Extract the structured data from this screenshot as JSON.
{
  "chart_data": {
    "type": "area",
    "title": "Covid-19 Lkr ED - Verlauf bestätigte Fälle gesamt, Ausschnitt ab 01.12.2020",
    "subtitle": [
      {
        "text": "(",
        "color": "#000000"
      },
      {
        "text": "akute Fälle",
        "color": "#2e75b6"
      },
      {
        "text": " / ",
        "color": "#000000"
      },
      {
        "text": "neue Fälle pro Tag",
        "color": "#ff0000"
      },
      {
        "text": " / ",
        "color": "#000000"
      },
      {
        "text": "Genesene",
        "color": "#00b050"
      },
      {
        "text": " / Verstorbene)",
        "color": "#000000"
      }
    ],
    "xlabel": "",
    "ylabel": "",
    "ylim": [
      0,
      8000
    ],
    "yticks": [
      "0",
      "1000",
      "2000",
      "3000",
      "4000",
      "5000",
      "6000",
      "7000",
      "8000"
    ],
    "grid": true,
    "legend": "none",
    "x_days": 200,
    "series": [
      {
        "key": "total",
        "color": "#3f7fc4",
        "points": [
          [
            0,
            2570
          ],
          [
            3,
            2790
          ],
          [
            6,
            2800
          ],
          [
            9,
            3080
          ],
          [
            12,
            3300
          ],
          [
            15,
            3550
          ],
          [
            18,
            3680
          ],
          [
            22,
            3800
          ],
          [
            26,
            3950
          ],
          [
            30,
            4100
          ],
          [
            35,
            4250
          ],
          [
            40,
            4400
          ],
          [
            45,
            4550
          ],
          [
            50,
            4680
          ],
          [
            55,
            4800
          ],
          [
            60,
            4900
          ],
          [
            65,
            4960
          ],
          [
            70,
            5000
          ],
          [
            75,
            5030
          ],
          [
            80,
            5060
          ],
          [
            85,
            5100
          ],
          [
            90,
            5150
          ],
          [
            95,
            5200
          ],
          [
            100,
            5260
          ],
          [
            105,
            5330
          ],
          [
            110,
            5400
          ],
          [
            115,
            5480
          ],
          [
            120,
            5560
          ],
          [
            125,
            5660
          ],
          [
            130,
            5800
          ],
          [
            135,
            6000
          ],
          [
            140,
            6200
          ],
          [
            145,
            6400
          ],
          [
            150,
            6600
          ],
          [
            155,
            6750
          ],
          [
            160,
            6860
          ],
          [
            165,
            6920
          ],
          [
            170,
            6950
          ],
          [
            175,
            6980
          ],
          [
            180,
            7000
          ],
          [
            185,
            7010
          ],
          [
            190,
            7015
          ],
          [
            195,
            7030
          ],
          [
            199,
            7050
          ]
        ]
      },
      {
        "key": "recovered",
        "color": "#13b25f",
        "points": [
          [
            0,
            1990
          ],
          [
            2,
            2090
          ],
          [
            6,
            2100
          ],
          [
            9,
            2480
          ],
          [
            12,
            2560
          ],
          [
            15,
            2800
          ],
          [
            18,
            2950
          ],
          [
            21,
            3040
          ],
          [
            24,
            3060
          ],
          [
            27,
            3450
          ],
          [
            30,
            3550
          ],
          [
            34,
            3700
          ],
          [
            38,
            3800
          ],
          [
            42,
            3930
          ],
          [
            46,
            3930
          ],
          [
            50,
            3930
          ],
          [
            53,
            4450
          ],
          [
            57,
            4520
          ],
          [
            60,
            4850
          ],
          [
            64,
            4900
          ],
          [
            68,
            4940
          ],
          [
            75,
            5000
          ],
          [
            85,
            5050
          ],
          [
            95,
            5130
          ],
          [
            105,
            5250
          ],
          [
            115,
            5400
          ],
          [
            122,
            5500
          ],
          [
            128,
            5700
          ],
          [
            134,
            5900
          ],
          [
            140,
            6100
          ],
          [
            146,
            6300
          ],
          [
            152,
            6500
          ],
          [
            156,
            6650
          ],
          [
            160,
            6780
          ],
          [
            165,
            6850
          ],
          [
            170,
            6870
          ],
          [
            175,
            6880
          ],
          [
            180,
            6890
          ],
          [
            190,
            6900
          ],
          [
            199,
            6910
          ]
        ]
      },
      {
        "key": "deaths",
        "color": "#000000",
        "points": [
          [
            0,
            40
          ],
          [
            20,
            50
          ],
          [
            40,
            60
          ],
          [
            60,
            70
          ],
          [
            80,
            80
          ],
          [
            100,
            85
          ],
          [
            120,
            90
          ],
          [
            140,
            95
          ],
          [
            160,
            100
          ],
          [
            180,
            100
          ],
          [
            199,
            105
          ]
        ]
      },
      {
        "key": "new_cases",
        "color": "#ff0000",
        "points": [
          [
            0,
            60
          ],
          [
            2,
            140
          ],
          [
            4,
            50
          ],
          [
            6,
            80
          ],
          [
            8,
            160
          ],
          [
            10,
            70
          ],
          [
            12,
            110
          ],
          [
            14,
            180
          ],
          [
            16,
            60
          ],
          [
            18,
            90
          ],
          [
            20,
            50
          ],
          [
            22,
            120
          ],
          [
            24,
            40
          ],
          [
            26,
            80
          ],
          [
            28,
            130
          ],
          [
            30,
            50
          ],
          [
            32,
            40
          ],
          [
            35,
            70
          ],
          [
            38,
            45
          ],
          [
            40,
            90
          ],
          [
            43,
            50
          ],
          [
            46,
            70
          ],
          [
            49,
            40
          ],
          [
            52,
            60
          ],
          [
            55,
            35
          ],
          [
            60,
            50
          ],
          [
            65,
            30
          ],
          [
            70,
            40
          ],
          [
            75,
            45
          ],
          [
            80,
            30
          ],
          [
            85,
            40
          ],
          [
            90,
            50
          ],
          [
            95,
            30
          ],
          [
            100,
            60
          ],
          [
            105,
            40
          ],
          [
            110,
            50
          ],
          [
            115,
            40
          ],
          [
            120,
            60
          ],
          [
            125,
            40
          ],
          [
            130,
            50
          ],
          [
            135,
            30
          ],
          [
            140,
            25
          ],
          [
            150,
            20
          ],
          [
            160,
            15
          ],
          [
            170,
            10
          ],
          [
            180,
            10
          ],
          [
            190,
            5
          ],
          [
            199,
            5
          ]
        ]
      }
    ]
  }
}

# What the task asks
Copy the entries exactly, leaving no line out.

# Task output
Extract the structured data from this screenshot as JSON.
{
  "chart_data": {
    "type": "area",
    "title": "Covid-19 Lkr ED - Verlauf bestätigte Fälle gesamt, Ausschnitt ab 01.12.2020",
    "subtitle": [
      {
        "text": "(",
        "color": "#000000"
      },
      {
        "text": "akute Fälle",
        "color": "#2e75b6"
      },
      {
        "text": " / ",
        "color": "#000000"
      },
      {
        "text": "neue Fälle pro Tag",
        "color": "#ff0000"
      },
      {
        "text": " / ",
        "color": "#000000"
      },
      {
        "text": "Genesene",
        "color": "#00b050"
      },
      {
        "text": " / Verstorbene)",
        "color": "#000000"
      }
    ],
    "xlabel": "",
    "ylabel": "",
    "ylim": [
      0,
      8000
    ],
    "yticks": [
      "0",
      "1000",
      "2000",
      "3000",
      "4000",
      "5000",
      "6000",
      "7000",
      "8000"
    ],
    "grid": true,
    "legend": "none",
    "x_days": 200,
    "series": [
      {
        "key": "total",
        "color": "#3f7fc4",
        "points": [
          [
            0,
            2570
          ],
          [
            3,
            2790
          ],
          [
            6,
            2800
          ],
          [
            9,
            3080
          ],
          [
            12,
            3300
          ],
          [
            15,
            3550
          ],
          [
            18,
            3680
          ],
          [
            22,
            3800
          ],
          [
            26,
            3950
          ],
          [
            30,
            4100
          ],
          [
            35,
            4250
          ],
          [
            40,
            4400
          ],
          [
            45,
            4550
          ],
          [
            50,
            4680
          ],
          [
            55,
            4800
          ],
          [
            60,
            4900
          ],
          [
            65,
            4960
          ],
          [
            70,
            5000
          ],
          [
            75,
            5030
          ],
          [
            80,
            5060
          ],
          [
            85,
            5100
          ],
          [
            90,
            5150
          ],
          [
            95,
            5200
          ],
          [
            100,
            5260
          ],
          [
            105,
            5330
          ],
          [
            110,
            5400
          ],
          [
            115,
            5480
          ],
          [
            120,
            5560
          ],
          [
            125,
            5660
          ],
          [
            130,
            5800
          ],
          [
            135,
            6000
          ],
          [
            140,
            6200
          ],
          [
            145,
            6400
          ],
          [
            150,
            6600
          ],
          [
            155,
            6750
          ],
          [
            160,
            6860
          ],
          [
            165,
            6920
          ],
          [
            170,
            6950
          ],
          [
            175,
            6980
          ],
          [
            180,
            7000
          ],
          [
            185,
            7010
          ],
          [
            190,
            7015
          ],
          [
            195,
            7030
          ],
          [
            199,
            7050
          ]
        ]
      },
      {
        "key": "recovered",
        "color": "#13b25f",
        "points": [
          [
            0,
            1990
          ],
          [
            2,
            2090
          ],
          [
            6,
            2100
          ],
          [
            9,
            2480
          ],
          [
            12,
            2560
          ],
          [
            15,
            2800
          ],
          [
            18,
            2950
          ],
          [
            21,
            3040
          ],
          [
            24,
            3060
          ],
          [
            27,
            3450
          ],
          [
            30,
            3550
          ],
          [
            34,
            3700
          ],
          [
            38,
            3800
          ],
          [
            42,
            3930
          ],
          [
            46,
            3930
          ],
          [
            50,
            3930
          ],
          [
            53,
            4450
          ],
          [
            57,
            4520
          ],
          [
            60,
            4850
          ],
          [
            64,
            4900
          ],
          [
            68,
            4940
          ],
          [
            75,
            5000
          ],
          [
            85,
            5050
          ],
          [
            95,
            5130
          ],
          [
            105,
            5250
          ],
          [
            115,
            5400
          ],
          [
            122,
            5500
          ],
          [
            128,
            5700
          ],
          [
            134,
            5900
          ],
          [
            140,
            6100
          ],
          [
            146,
            6300
          ],
          [
            152,
            6500
          ],
          [
            156,
            6650
          ],
          [
            160,
            6780
          ],
          [
            165,
            6850
          ],
          [
            170,
            6870
          ],
          [
            175,
            6880
          ],
          [
            180,
            6890
          ],
          [
            190,
            6900
          ],
          [
            199,
            6910
          ]
        ]
      },
      {
        "key": "deaths",
        "color": "#000000",
        "points": [
          [
            0,
            40
          ],
          [
            20,
            50
          ],
          [
            40,
            60
          ],
          [
            60,
            70
          ],
          [
            80,
            80
          ],
          [
            100,
            85
          ],
          [
            120,
            90
          ],
          [
            140,
            95
          ],
          [
            160,
            100
          ],
          [
            180,
            100
          ],
          [
            199,
            105
          ]
        ]
      },
      {
        "key": "new_cases",
        "color": "#ff0000",
        "points": [
          [
            0,
            60
          ],
          [
            2,
            140
          ],
          [
            4,
            50
          ],
          [
            6,
            80
          ],
          [
            8,
            160
          ],
          [
            10,
            70
          ],
          [
            12,
            110
          ],
          [
            14,
            180
          ],
          [
            16,
            60
          ],
          [
            18,
            90
          ],
          [
            20,
            50
          ],
          [
            22,
            120
          ],
          [
            24,
            40
          ],
          [
            26,
            80
          ],
          [
            28,
            130
          ],
          [
            30,
            50
          ],
          [
            32,
            40
          ],
          [
            35,
            70
          ],
          [
            38,
            45
          ],
          [
            40,
            90
          ],
          [
            43,
            50
          ],
          [
            46,
            70
          ],
          [
            49,
            40
          ],
          [
            52,
            60
          ],
          [
            55,
            35
          ],
          [
            60,
            50
          ],
          [
            65,
            30
          ],
          [
            70,
            40
          ],
          [
            75,
            45
          ],
          [
            80,
            30
          ],
          [
            85,
            40
          ],
          [
            90,
            50
          ],
          [
            95,
            30
          ],
          [
            100,
            60
          ],
          [
            105,
            40
          ],
          [
            110,
            50
          ],
          [
            115,
            40
          ],
          [
            120,
            60
          ],
          [
            125,
            40
          ],
          [
            130,
            50
          ],
          [
            135,
            30
          ],
          [
            140,
            25
          ],
          [
            150,
            20
          ],
          [
            160,
            15
          ],
          [
            170,
            10
          ],
          [
            180,
            10
          ],
          [
            190,
            5
          ],
          [
            199,
            5
          ]
        ]
      }
    ]
  }
}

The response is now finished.